%%

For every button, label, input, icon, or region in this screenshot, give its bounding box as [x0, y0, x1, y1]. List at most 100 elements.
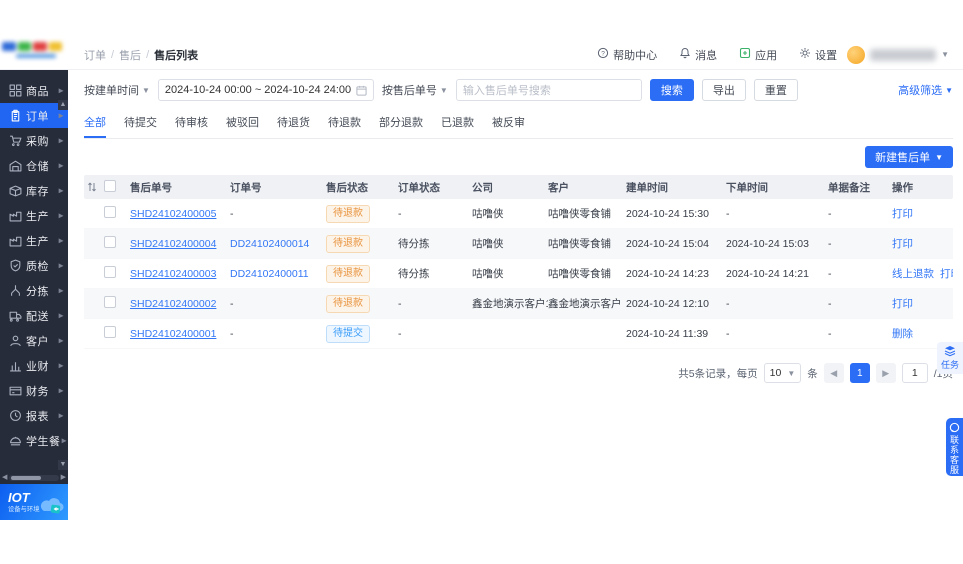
scroll-left-icon[interactable]: ◀ — [2, 474, 7, 482]
row-checkbox[interactable] — [104, 236, 130, 251]
breadcrumb-item[interactable]: 售后 — [119, 47, 141, 63]
chevron-right-icon: ▶ — [58, 261, 64, 270]
ordered-time-cell: - — [726, 207, 730, 220]
sidebar-scroll-down[interactable]: ▼ — [58, 460, 68, 470]
order-number: - — [230, 327, 234, 340]
column-header-建单时间: 建单时间 — [626, 181, 668, 194]
search-type-select[interactable]: 按售后单号 ▼ — [382, 82, 448, 98]
cart-icon — [9, 134, 22, 147]
search-button[interactable]: 搜索 — [649, 79, 694, 101]
sidebar-item-label: 业财 — [26, 360, 49, 373]
sidebar-scroll-up[interactable]: ▲ — [58, 100, 68, 110]
tab-待提交[interactable]: 待提交 — [124, 110, 157, 138]
order-status-cell: - — [398, 297, 402, 310]
new-aftersale-button[interactable]: 新建售后单 ▼ — [865, 146, 953, 168]
column-header-单据备注: 单据备注 — [828, 181, 870, 194]
action-link-打印[interactable]: 打印 — [892, 236, 913, 251]
chevron-right-icon: ▶ — [58, 236, 64, 245]
status-tabs: 全部 待提交 待审核 被驳回 待退货 待退款 部分退款 已退款 被反审 — [84, 110, 953, 139]
sidebar-item-质检[interactable]: 质检 ▶ — [0, 253, 68, 278]
action-link-删除[interactable]: 删除 — [892, 326, 913, 341]
sidebar-item-学生餐[interactable]: 学生餐 ▶ — [0, 428, 68, 453]
scrollbar-thumb[interactable] — [11, 476, 42, 480]
tab-待退货[interactable]: 待退货 — [277, 110, 310, 138]
tab-被驳回[interactable]: 被驳回 — [226, 110, 259, 138]
order-number-link[interactable]: DD24102400011 — [230, 268, 326, 280]
sidebar-item-配送[interactable]: 配送 ▶ — [0, 303, 68, 328]
action-link-打印[interactable]: 打印 — [940, 266, 953, 281]
page-size-select[interactable]: 10 ▼ — [763, 363, 802, 383]
date-range-input[interactable]: 2024-10-24 00:00 ~ 2024-10-24 24:00 — [157, 79, 374, 101]
column-header-操作: 操作 — [892, 181, 913, 194]
aftersale-number-link[interactable]: SHD24102400001 — [130, 328, 230, 340]
chevron-down-icon: ▼ — [787, 368, 796, 378]
sidebar-item-仓储[interactable]: 仓储 ▶ — [0, 153, 68, 178]
order-number: - — [230, 297, 234, 310]
row-checkbox[interactable] — [104, 326, 130, 341]
row-checkbox[interactable] — [104, 266, 130, 281]
tab-全部[interactable]: 全部 — [84, 110, 106, 138]
order-number-link[interactable]: DD24102400014 — [230, 238, 326, 250]
breadcrumb-item[interactable]: 订单 — [84, 47, 106, 63]
page-number-button[interactable]: 1 — [849, 363, 870, 383]
aftersale-number-link[interactable]: SHD24102400003 — [130, 268, 230, 280]
prev-page-button[interactable]: ◀ — [823, 363, 844, 383]
page-jump-input[interactable]: 1 — [901, 363, 928, 383]
sidebar-item-财务[interactable]: 财务 ▶ — [0, 378, 68, 403]
column-sort-icon[interactable] — [84, 182, 104, 192]
sidebar-item-生产[interactable]: 生产 ▶ — [0, 228, 68, 253]
contact-service-tab[interactable]: 联系客服 — [946, 418, 963, 476]
scroll-right-icon[interactable]: ▶ — [61, 474, 66, 482]
chevron-down-icon: ▼ — [439, 85, 448, 95]
sidebar-item-分拣[interactable]: 分拣 ▶ — [0, 278, 68, 303]
action-link-线上退款[interactable]: 线上退款 — [892, 266, 934, 281]
search-input[interactable]: 输入售后单号搜索 — [455, 79, 642, 101]
sidebar-horizontal-scrollbar[interactable]: ◀ ▶ — [2, 474, 66, 482]
contact-service-label: 联系客服 — [949, 435, 959, 475]
export-button[interactable]: 导出 — [701, 79, 746, 101]
checkbox-icon — [104, 326, 116, 338]
sidebar-item-业财[interactable]: 业财 ▶ — [0, 353, 68, 378]
actions-cell: 打印 — [892, 206, 953, 221]
tab-已退款[interactable]: 已退款 — [441, 110, 474, 138]
sidebar-item-采购[interactable]: 采购 ▶ — [0, 128, 68, 153]
topbar-action-设置[interactable]: 设置 — [799, 47, 837, 63]
sidebar-item-生产[interactable]: 生产 ▶ — [0, 203, 68, 228]
advanced-filter-toggle[interactable]: 高级筛选 ▼ — [898, 82, 953, 98]
chevron-right-icon: ▶ — [58, 336, 64, 345]
remark-cell: - — [828, 327, 832, 340]
topbar-action-应用[interactable]: 应用 — [739, 47, 777, 63]
sidebar-item-库存[interactable]: 库存 ▶ — [0, 178, 68, 203]
apps-icon — [739, 47, 751, 62]
sidebar-item-客户[interactable]: 客户 ▶ — [0, 328, 68, 353]
sidebar-item-label: 报表 — [26, 410, 49, 423]
user-icon — [9, 334, 22, 347]
action-link-打印[interactable]: 打印 — [892, 296, 913, 311]
sidebar-item-报表[interactable]: 报表 ▶ — [0, 403, 68, 428]
aftersale-number-link[interactable]: SHD24102400002 — [130, 298, 230, 310]
topbar-action-消息[interactable]: 消息 — [679, 47, 717, 63]
reset-button[interactable]: 重置 — [753, 79, 798, 101]
next-page-button[interactable]: ▶ — [875, 363, 896, 383]
tab-被反审[interactable]: 被反审 — [492, 110, 525, 138]
action-link-打印[interactable]: 打印 — [892, 206, 913, 221]
row-checkbox[interactable] — [104, 206, 130, 221]
date-type-select[interactable]: 按建单时间 ▼ — [84, 82, 150, 98]
sidebar-item-label: 学生餐 — [26, 435, 61, 448]
iot-banner[interactable]: IOT 设备与环境 — [0, 484, 68, 520]
column-header-售后单号: 售后单号 — [130, 181, 172, 194]
row-checkbox[interactable] — [104, 296, 130, 311]
select-all-checkbox[interactable] — [104, 179, 130, 195]
actions-cell: 删除 — [892, 326, 953, 341]
tab-待退款[interactable]: 待退款 — [328, 110, 361, 138]
chevron-right-icon: ▶ — [58, 361, 64, 370]
column-header-下单时间: 下单时间 — [726, 181, 768, 194]
task-widget[interactable]: 任务 — [937, 342, 963, 374]
tab-部分退款[interactable]: 部分退款 — [379, 110, 423, 138]
user-menu[interactable]: ▼ — [847, 45, 949, 64]
tab-待审核[interactable]: 待审核 — [175, 110, 208, 138]
breadcrumb-item[interactable]: 售后列表 — [154, 47, 198, 63]
topbar-action-帮助中心[interactable]: ? 帮助中心 — [597, 47, 657, 63]
aftersale-number-link[interactable]: SHD24102400005 — [130, 208, 230, 220]
aftersale-number-link[interactable]: SHD24102400004 — [130, 238, 230, 250]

%%

**Exercise task:** Rename "row-checkbox" to "row-select-checkbox" throughout all the rows above and reproduce the rows with everything else unchanged. Omit the pictures.

**Finished answer:**
For every button, label, input, icon, or region in this screenshot, give its bounding box as [x0, y0, x1, y1]. List at most 100 elements.
scroll-left-icon[interactable]: ◀ — [2, 474, 7, 482]
row-select-checkbox[interactable] — [104, 236, 130, 251]
breadcrumb-item[interactable]: 售后 — [119, 47, 141, 63]
chevron-right-icon: ▶ — [58, 261, 64, 270]
ordered-time-cell: - — [726, 207, 730, 220]
sidebar-scroll-down[interactable]: ▼ — [58, 460, 68, 470]
order-number: - — [230, 327, 234, 340]
column-header-建单时间: 建单时间 — [626, 181, 668, 194]
search-type-select[interactable]: 按售后单号 ▼ — [382, 82, 448, 98]
cart-icon — [9, 134, 22, 147]
search-button[interactable]: 搜索 — [649, 79, 694, 101]
sidebar-item-label: 业财 — [26, 360, 49, 373]
sidebar-scroll-up[interactable]: ▲ — [58, 100, 68, 110]
tab-待提交[interactable]: 待提交 — [124, 110, 157, 138]
order-status-cell: - — [398, 297, 402, 310]
new-aftersale-button[interactable]: 新建售后单 ▼ — [865, 146, 953, 168]
column-header-单据备注: 单据备注 — [828, 181, 870, 194]
action-link-打印[interactable]: 打印 — [892, 236, 913, 251]
chevron-right-icon: ▶ — [58, 236, 64, 245]
status-tabs: 全部 待提交 待审核 被驳回 待退货 待退款 部分退款 已退款 被反审 — [84, 110, 953, 139]
sidebar-item-质检[interactable]: 质检 ▶ — [0, 253, 68, 278]
action-link-删除[interactable]: 删除 — [892, 326, 913, 341]
sidebar-item-学生餐[interactable]: 学生餐 ▶ — [0, 428, 68, 453]
scrollbar-thumb[interactable] — [11, 476, 42, 480]
tab-待退货[interactable]: 待退货 — [277, 110, 310, 138]
tab-被驳回[interactable]: 被驳回 — [226, 110, 259, 138]
order-number-link[interactable]: DD24102400011 — [230, 268, 326, 280]
sidebar-item-配送[interactable]: 配送 ▶ — [0, 303, 68, 328]
action-link-打印[interactable]: 打印 — [940, 266, 953, 281]
page-size-select[interactable]: 10 ▼ — [763, 363, 802, 383]
date-range-input[interactable]: 2024-10-24 00:00 ~ 2024-10-24 24:00 — [157, 79, 374, 101]
column-header-操作: 操作 — [892, 181, 913, 194]
aftersale-number-link[interactable]: SHD24102400001 — [130, 328, 230, 340]
chevron-down-icon: ▼ — [787, 368, 796, 378]
sidebar-item-仓储[interactable]: 仓储 ▶ — [0, 153, 68, 178]
order-number: - — [230, 297, 234, 310]
row-select-checkbox[interactable] — [104, 326, 130, 341]
row-select-checkbox[interactable] — [104, 266, 130, 281]
tab-全部[interactable]: 全部 — [84, 110, 106, 138]
order-number-link[interactable]: DD24102400014 — [230, 238, 326, 250]
breadcrumb-item[interactable]: 订单 — [84, 47, 106, 63]
page-number-button[interactable]: 1 — [849, 363, 870, 383]
aftersale-number-link[interactable]: SHD24102400003 — [130, 268, 230, 280]
prev-page-button[interactable]: ◀ — [823, 363, 844, 383]
page-jump-input[interactable]: 1 — [901, 363, 928, 383]
sidebar-item-财务[interactable]: 财务 ▶ — [0, 378, 68, 403]
column-sort-icon[interactable] — [84, 182, 104, 192]
sidebar-item-生产[interactable]: 生产 ▶ — [0, 228, 68, 253]
contact-service-tab[interactable]: 联系客服 — [946, 418, 963, 476]
scroll-right-icon[interactable]: ▶ — [61, 474, 66, 482]
chevron-down-icon: ▼ — [439, 85, 448, 95]
sidebar-item-分拣[interactable]: 分拣 ▶ — [0, 278, 68, 303]
action-link-线上退款[interactable]: 线上退款 — [892, 266, 934, 281]
search-input[interactable]: 输入售后单号搜索 — [455, 79, 642, 101]
sidebar-horizontal-scrollbar[interactable]: ◀ ▶ — [2, 474, 66, 482]
contact-service-label: 联系客服 — [949, 435, 959, 475]
export-button[interactable]: 导出 — [701, 79, 746, 101]
checkbox-icon — [104, 326, 116, 338]
sidebar-item-业财[interactable]: 业财 ▶ — [0, 353, 68, 378]
actions-cell: 打印 — [892, 206, 953, 221]
tab-已退款[interactable]: 已退款 — [441, 110, 474, 138]
sidebar-item-采购[interactable]: 采购 ▶ — [0, 128, 68, 153]
topbar-action-设置[interactable]: 设置 — [799, 47, 837, 63]
sidebar-item-生产[interactable]: 生产 ▶ — [0, 203, 68, 228]
advanced-filter-toggle[interactable]: 高级筛选 ▼ — [898, 82, 953, 98]
chevron-right-icon: ▶ — [58, 336, 64, 345]
remark-cell: - — [828, 327, 832, 340]
topbar-action-应用[interactable]: 应用 — [739, 47, 777, 63]
sidebar-item-库存[interactable]: 库存 ▶ — [0, 178, 68, 203]
apps-icon — [739, 47, 751, 62]
sidebar-item-客户[interactable]: 客户 ▶ — [0, 328, 68, 353]
sidebar-item-label: 报表 — [26, 410, 49, 423]
user-icon — [9, 334, 22, 347]
action-link-打印[interactable]: 打印 — [892, 296, 913, 311]
sidebar-item-报表[interactable]: 报表 ▶ — [0, 403, 68, 428]
aftersale-number-link[interactable]: SHD24102400002 — [130, 298, 230, 310]
topbar-action-消息[interactable]: 消息 — [679, 47, 717, 63]
reset-button[interactable]: 重置 — [753, 79, 798, 101]
next-page-button[interactable]: ▶ — [875, 363, 896, 383]
tab-被反审[interactable]: 被反审 — [492, 110, 525, 138]
action-link-打印[interactable]: 打印 — [892, 206, 913, 221]
row-select-checkbox[interactable] — [104, 206, 130, 221]
date-type-select[interactable]: 按建单时间 ▼ — [84, 82, 150, 98]
sidebar-item-label: 学生餐 — [26, 435, 61, 448]
iot-banner[interactable]: IOT 设备与环境 — [0, 484, 68, 520]
column-header-售后单号: 售后单号 — [130, 181, 172, 194]
row-select-checkbox[interactable] — [104, 296, 130, 311]
select-all-checkbox[interactable] — [104, 179, 130, 195]
actions-cell: 删除 — [892, 326, 953, 341]
tab-待退款[interactable]: 待退款 — [328, 110, 361, 138]
chevron-right-icon: ▶ — [58, 361, 64, 370]
column-header-下单时间: 下单时间 — [726, 181, 768, 194]
task-widget[interactable]: 任务 — [937, 342, 963, 374]
tab-部分退款[interactable]: 部分退款 — [379, 110, 423, 138]
user-menu[interactable]: ▼ — [847, 45, 949, 64]
tab-待审核[interactable]: 待审核 — [175, 110, 208, 138]
breadcrumb-item[interactable]: 售后列表 — [154, 47, 198, 63]
topbar-action-帮助中心[interactable]: ? 帮助中心 — [597, 47, 657, 63]
aftersale-number-link[interactable]: SHD24102400005 — [130, 208, 230, 220]
aftersale-number-link[interactable]: SHD24102400004 — [130, 238, 230, 250]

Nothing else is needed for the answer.